━━━━━ GIVEN DATA

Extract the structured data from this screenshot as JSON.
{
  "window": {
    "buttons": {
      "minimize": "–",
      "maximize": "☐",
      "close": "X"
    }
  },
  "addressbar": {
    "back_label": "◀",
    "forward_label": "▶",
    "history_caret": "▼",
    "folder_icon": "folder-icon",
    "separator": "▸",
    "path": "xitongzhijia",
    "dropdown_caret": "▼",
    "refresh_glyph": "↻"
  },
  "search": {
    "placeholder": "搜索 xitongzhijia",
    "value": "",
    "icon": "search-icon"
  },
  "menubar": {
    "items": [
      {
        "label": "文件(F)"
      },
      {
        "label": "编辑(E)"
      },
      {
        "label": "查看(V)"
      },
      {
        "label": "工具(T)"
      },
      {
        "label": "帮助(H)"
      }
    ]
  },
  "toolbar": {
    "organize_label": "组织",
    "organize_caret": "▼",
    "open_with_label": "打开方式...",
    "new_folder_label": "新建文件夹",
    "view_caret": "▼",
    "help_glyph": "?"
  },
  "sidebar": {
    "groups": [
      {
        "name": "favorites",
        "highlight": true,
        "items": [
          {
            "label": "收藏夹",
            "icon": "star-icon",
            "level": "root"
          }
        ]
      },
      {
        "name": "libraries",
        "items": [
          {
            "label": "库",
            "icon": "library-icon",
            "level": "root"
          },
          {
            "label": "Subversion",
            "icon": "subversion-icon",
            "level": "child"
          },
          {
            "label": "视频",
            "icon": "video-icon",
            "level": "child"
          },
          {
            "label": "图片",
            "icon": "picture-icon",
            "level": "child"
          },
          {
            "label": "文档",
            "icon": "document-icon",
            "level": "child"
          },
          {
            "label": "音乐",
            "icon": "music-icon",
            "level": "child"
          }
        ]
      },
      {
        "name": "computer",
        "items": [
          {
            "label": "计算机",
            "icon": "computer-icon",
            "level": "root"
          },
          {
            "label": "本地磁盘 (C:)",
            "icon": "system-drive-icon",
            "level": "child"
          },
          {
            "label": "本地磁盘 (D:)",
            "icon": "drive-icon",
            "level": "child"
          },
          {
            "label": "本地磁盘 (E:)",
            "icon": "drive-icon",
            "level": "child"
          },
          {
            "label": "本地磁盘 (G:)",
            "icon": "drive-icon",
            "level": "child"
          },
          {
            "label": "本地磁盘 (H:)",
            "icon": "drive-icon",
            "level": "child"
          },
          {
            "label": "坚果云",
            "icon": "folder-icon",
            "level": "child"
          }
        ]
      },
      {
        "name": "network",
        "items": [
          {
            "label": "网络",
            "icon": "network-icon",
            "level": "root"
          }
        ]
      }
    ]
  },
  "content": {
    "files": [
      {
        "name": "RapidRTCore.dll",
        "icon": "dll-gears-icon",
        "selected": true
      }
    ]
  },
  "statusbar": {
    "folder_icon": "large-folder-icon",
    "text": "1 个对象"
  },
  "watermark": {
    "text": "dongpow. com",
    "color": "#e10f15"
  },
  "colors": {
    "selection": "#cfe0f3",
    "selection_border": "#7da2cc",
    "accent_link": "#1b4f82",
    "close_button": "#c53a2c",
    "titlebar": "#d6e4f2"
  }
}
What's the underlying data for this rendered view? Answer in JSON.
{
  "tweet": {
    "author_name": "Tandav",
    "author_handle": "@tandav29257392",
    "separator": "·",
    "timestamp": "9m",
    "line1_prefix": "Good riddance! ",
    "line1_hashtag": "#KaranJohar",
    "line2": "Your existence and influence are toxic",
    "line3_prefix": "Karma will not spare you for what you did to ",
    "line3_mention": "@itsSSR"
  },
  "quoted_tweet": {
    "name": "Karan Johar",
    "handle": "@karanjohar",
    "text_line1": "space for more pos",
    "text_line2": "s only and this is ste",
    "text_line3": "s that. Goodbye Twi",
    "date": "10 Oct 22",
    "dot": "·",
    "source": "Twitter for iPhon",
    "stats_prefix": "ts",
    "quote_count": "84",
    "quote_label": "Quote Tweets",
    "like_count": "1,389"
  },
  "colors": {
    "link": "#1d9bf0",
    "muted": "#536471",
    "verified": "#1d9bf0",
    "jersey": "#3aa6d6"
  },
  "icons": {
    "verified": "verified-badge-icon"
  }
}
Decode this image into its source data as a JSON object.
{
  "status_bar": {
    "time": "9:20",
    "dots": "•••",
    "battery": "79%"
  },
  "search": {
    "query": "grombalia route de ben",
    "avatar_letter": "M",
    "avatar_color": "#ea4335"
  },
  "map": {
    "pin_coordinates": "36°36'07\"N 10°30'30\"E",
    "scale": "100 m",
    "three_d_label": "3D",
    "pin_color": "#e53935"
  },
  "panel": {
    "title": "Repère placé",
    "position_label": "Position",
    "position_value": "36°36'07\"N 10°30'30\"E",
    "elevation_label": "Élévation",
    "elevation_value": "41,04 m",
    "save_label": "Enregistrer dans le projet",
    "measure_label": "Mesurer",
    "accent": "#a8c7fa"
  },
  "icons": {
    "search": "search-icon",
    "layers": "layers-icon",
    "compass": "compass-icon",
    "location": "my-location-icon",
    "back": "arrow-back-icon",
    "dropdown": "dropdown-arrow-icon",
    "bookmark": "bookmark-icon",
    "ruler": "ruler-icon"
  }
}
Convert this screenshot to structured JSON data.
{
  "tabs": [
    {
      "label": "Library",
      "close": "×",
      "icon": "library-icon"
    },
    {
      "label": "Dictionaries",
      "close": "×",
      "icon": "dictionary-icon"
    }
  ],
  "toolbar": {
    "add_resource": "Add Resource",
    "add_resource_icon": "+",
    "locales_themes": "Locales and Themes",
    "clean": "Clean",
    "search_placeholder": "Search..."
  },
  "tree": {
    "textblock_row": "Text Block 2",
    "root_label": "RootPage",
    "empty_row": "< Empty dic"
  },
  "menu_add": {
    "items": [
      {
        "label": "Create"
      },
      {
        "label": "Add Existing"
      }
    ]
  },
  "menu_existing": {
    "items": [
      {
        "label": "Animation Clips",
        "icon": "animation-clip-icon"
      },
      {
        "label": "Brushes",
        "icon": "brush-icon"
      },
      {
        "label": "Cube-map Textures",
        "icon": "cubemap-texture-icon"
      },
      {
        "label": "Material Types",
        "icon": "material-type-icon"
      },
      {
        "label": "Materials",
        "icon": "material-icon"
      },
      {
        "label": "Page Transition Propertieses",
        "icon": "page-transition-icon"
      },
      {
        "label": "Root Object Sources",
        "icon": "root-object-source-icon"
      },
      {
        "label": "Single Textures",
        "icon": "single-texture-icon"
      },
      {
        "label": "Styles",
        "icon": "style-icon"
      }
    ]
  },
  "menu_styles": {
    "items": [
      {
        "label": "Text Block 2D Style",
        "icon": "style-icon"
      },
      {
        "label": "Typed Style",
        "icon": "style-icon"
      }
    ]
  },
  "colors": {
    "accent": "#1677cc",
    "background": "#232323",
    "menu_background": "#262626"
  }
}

━━━━━━━━━━

▶ _SHORT PROBLEM_:
Transcribe the whole listing with nothing added or left out.

▶ _CORRECT OUTPUT_:
Extract the structured data from this screenshot as JSON.
{
  "window": {
    "buttons": {
      "minimize": "–",
      "maximize": "☐",
      "close": "X"
    }
  },
  "addressbar": {
    "back_label": "◀",
    "forward_label": "▶",
    "history_caret": "▼",
    "folder_icon": "folder-icon",
    "separator": "▸",
    "path": "xitongzhijia",
    "dropdown_caret": "▼",
    "refresh_glyph": "↻"
  },
  "search": {
    "placeholder": "搜索 xitongzhijia",
    "value": "",
    "icon": "search-icon"
  },
  "menubar": {
    "items": [
      {
        "label": "文件(F)"
      },
      {
        "label": "编辑(E)"
      },
      {
        "label": "查看(V)"
      },
      {
        "label": "工具(T)"
      },
      {
        "label": "帮助(H)"
      }
    ]
  },
  "toolbar": {
    "organize_label": "组织",
    "organize_caret": "▼",
    "open_with_label": "打开方式...",
    "new_folder_label": "新建文件夹",
    "view_caret": "▼",
    "help_glyph": "?"
  },
  "sidebar": {
    "groups": [
      {
        "name": "favorites",
        "highlight": true,
        "items": [
          {
            "label": "收藏夹",
            "icon": "star-icon",
            "level": "root"
          }
        ]
      },
      {
        "name": "libraries",
        "items": [
          {
            "label": "库",
            "icon": "library-icon",
            "level": "root"
          },
          {
            "label": "Subversion",
            "icon": "subversion-icon",
            "level": "child"
          },
          {
            "label": "视频",
            "icon": "video-icon",
            "level": "child"
          },
          {
            "label": "图片",
            "icon": "picture-icon",
            "level": "child"
          },
          {
            "label": "文档",
            "icon": "document-icon",
            "level": "child"
          },
          {
            "label": "音乐",
            "icon": "music-icon",
            "level": "child"
          }
        ]
      },
      {
        "name": "computer",
        "items": [
          {
            "label": "计算机",
            "icon": "computer-icon",
            "level": "root"
          },
          {
            "label": "本地磁盘 (C:)",
            "icon": "system-drive-icon",
            "level": "child"
          },
          {
            "label": "本地磁盘 (D:)",
            "icon": "drive-icon",
            "level": "child"
          },
          {
            "label": "本地磁盘 (E:)",
            "icon": "drive-icon",
            "level": "child"
          },
          {
            "label": "本地磁盘 (G:)",
            "icon": "drive-icon",
            "level": "child"
          },
          {
            "label": "本地磁盘 (H:)",
            "icon": "drive-icon",
            "level": "child"
          },
          {
            "label": "坚果云",
            "icon": "folder-icon",
            "level": "child"
          }
        ]
      },
      {
        "name": "network",
        "items": [
          {
            "label": "网络",
            "icon": "network-icon",
            "level": "root"
          }
        ]
      }
    ]
  },
  "content": {
    "files": [
      {
        "name": "RapidRTCore.dll",
        "icon": "dll-gears-icon",
        "selected": true
      }
    ]
  },
  "statusbar": {
    "folder_icon": "large-folder-icon",
    "text": "1 个对象"
  },
  "watermark": {
    "text": "dongpow. com",
    "color": "#e10f15"
  },
  "colors": {
    "selection": "#cfe0f3",
    "selection_border": "#7da2cc",
    "accent_link": "#1b4f82",
    "close_button": "#c53a2c",
    "titlebar": "#d6e4f2"
  }
}
What's the underlying data for this rendered view? Answer in JSON.
{
  "tweet": {
    "author_name": "Tandav",
    "author_handle": "@tandav29257392",
    "separator": "·",
    "timestamp": "9m",
    "line1_prefix": "Good riddance! ",
    "line1_hashtag": "#KaranJohar",
    "line2": "Your existence and influence are toxic",
    "line3_prefix": "Karma will not spare you for what you did to ",
    "line3_mention": "@itsSSR"
  },
  "quoted_tweet": {
    "name": "Karan Johar",
    "handle": "@karanjohar",
    "text_line1": "space for more pos",
    "text_line2": "s only and this is ste",
    "text_line3": "s that. Goodbye Twi",
    "date": "10 Oct 22",
    "dot": "·",
    "source": "Twitter for iPhon",
    "stats_prefix": "ts",
    "quote_count": "84",
    "quote_label": "Quote Tweets",
    "like_count": "1,389"
  },
  "colors": {
    "link": "#1d9bf0",
    "muted": "#536471",
    "verified": "#1d9bf0",
    "jersey": "#3aa6d6"
  },
  "icons": {
    "verified": "verified-badge-icon"
  }
}
Decode this image into its source data as a JSON object.
{
  "status_bar": {
    "time": "9:20",
    "dots": "•••",
    "battery": "79%"
  },
  "search": {
    "query": "grombalia route de ben",
    "avatar_letter": "M",
    "avatar_color": "#ea4335"
  },
  "map": {
    "pin_coordinates": "36°36'07\"N 10°30'30\"E",
    "scale": "100 m",
    "three_d_label": "3D",
    "pin_color": "#e53935"
  },
  "panel": {
    "title": "Repère placé",
    "position_label": "Position",
    "position_value": "36°36'07\"N 10°30'30\"E",
    "elevation_label": "Élévation",
    "elevation_value": "41,04 m",
    "save_label": "Enregistrer dans le projet",
    "measure_label": "Mesurer",
    "accent": "#a8c7fa"
  },
  "icons": {
    "search": "search-icon",
    "layers": "layers-icon",
    "compass": "compass-icon",
    "location": "my-location-icon",
    "back": "arrow-back-icon",
    "dropdown": "dropdown-arrow-icon",
    "bookmark": "bookmark-icon",
    "ruler": "ruler-icon"
  }
}
Convert this screenshot to structured JSON data.
{
  "tabs": [
    {
      "label": "Library",
      "close": "×",
      "icon": "library-icon"
    },
    {
      "label": "Dictionaries",
      "close": "×",
      "icon": "dictionary-icon"
    }
  ],
  "toolbar": {
    "add_resource": "Add Resource",
    "add_resource_icon": "+",
    "locales_themes": "Locales and Themes",
    "clean": "Clean",
    "search_placeholder": "Search..."
  },
  "tree": {
    "textblock_row": "Text Block 2",
    "root_label": "RootPage",
    "empty_row": "< Empty dic"
  },
  "menu_add": {
    "items": [
      {
        "label": "Create"
      },
      {
        "label": "Add Existing"
      }
    ]
  },
  "menu_existing": {
    "items": [
      {
        "label": "Animation Clips",
        "icon": "animation-clip-icon"
      },
      {
        "label": "Brushes",
        "icon": "brush-icon"
      },
      {
        "label": "Cube-map Textures",
        "icon": "cubemap-texture-icon"
      },
      {
        "label": "Material Types",
        "icon": "material-type-icon"
      },
      {
        "label": "Materials",
        "icon": "material-icon"
      },
      {
        "label": "Page Transition Propertieses",
        "icon": "page-transition-icon"
      },
      {
        "label": "Root Object Sources",
        "icon": "root-object-source-icon"
      },
      {
        "label": "Single Textures",
        "icon": "single-texture-icon"
      },
      {
        "label": "Styles",
        "icon": "style-icon"
      }
    ]
  },
  "menu_styles": {
    "items": [
      {
        "label": "Text Block 2D Style",
        "icon": "style-icon"
      },
      {
        "label": "Typed Style",
        "icon": "style-icon"
      }
    ]
  },
  "colors": {
    "accent": "#1677cc",
    "background": "#232323",
    "menu_background": "#262626"
  }
}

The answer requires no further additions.